start Data listing
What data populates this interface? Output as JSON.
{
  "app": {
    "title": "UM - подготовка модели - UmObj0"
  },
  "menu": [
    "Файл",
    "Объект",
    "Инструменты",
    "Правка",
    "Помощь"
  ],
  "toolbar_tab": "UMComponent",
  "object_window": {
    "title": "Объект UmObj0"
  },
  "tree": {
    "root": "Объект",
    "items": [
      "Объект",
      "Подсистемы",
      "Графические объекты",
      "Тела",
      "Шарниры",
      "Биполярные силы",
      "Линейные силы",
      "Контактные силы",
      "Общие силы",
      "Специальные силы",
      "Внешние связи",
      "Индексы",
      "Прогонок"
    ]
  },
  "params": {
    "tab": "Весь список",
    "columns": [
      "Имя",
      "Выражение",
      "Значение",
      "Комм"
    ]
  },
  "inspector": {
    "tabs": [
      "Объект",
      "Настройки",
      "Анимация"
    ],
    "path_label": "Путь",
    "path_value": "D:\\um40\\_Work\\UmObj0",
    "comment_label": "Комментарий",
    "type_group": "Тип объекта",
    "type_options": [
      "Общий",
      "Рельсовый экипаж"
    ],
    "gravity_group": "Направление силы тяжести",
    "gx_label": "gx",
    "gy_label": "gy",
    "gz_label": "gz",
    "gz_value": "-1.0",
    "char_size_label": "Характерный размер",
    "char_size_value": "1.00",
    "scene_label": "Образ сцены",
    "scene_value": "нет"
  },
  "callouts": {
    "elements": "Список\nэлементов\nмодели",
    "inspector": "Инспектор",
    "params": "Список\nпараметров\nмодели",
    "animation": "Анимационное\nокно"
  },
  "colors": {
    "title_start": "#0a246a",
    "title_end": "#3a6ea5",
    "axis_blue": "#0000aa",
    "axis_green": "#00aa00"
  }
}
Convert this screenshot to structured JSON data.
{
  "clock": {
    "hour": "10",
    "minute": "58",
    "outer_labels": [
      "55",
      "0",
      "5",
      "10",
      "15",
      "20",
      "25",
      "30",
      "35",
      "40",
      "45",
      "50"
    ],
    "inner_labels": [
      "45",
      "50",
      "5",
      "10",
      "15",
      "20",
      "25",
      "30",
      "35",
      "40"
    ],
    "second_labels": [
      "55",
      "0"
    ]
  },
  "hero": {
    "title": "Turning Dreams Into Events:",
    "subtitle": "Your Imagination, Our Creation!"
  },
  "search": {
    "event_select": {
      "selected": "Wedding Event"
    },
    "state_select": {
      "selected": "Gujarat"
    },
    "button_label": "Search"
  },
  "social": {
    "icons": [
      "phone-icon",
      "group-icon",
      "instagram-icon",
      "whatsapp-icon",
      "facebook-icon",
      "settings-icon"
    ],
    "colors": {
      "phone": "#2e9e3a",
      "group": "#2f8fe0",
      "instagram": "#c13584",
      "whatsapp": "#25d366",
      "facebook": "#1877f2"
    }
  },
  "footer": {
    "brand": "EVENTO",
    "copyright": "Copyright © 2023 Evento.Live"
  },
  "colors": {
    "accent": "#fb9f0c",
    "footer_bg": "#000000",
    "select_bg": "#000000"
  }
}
end Data listing
Write out the complete set of records exactly as given.

What data populates this interface? Output as JSON.
{
  "app": {
    "title": "UM - подготовка модели - UmObj0"
  },
  "menu": [
    "Файл",
    "Объект",
    "Инструменты",
    "Правка",
    "Помощь"
  ],
  "toolbar_tab": "UMComponent",
  "object_window": {
    "title": "Объект UmObj0"
  },
  "tree": {
    "root": "Объект",
    "items": [
      "Объект",
      "Подсистемы",
      "Графические объекты",
      "Тела",
      "Шарниры",
      "Биполярные силы",
      "Линейные силы",
      "Контактные силы",
      "Общие силы",
      "Специальные силы",
      "Внешние связи",
      "Индексы",
      "Прогонок"
    ]
  },
  "params": {
    "tab": "Весь список",
    "columns": [
      "Имя",
      "Выражение",
      "Значение",
      "Комм"
    ]
  },
  "inspector": {
    "tabs": [
      "Объект",
      "Настройки",
      "Анимация"
    ],
    "path_label": "Путь",
    "path_value": "D:\\um40\\_Work\\UmObj0",
    "comment_label": "Комментарий",
    "type_group": "Тип объекта",
    "type_options": [
      "Общий",
      "Рельсовый экипаж"
    ],
    "gravity_group": "Направление силы тяжести",
    "gx_label": "gx",
    "gy_label": "gy",
    "gz_label": "gz",
    "gz_value": "-1.0",
    "char_size_label": "Характерный размер",
    "char_size_value": "1.00",
    "scene_label": "Образ сцены",
    "scene_value": "нет"
  },
  "callouts": {
    "elements": "Список\nэлементов\nмодели",
    "inspector": "Инспектор",
    "params": "Список\nпараметров\nмодели",
    "animation": "Анимационное\nокно"
  },
  "colors": {
    "title_start": "#0a246a",
    "title_end": "#3a6ea5",
    "axis_blue": "#0000aa",
    "axis_green": "#00aa00"
  }
}
Convert this screenshot to structured JSON data.
{
  "clock": {
    "hour": "10",
    "minute": "58",
    "outer_labels": [
      "55",
      "0",
      "5",
      "10",
      "15",
      "20",
      "25",
      "30",
      "35",
      "40",
      "45",
      "50"
    ],
    "inner_labels": [
      "45",
      "50",
      "5",
      "10",
      "15",
      "20",
      "25",
      "30",
      "35",
      "40"
    ],
    "second_labels": [
      "55",
      "0"
    ]
  },
  "hero": {
    "title": "Turning Dreams Into Events:",
    "subtitle": "Your Imagination, Our Creation!"
  },
  "search": {
    "event_select": {
      "selected": "Wedding Event"
    },
    "state_select": {
      "selected": "Gujarat"
    },
    "button_label": "Search"
  },
  "social": {
    "icons": [
      "phone-icon",
      "group-icon",
      "instagram-icon",
      "whatsapp-icon",
      "facebook-icon",
      "settings-icon"
    ],
    "colors": {
      "phone": "#2e9e3a",
      "group": "#2f8fe0",
      "instagram": "#c13584",
      "whatsapp": "#25d366",
      "facebook": "#1877f2"
    }
  },
  "footer": {
    "brand": "EVENTO",
    "copyright": "Copyright © 2023 Evento.Live"
  },
  "colors": {
    "accent": "#fb9f0c",
    "footer_bg": "#000000",
    "select_bg": "#000000"
  }
}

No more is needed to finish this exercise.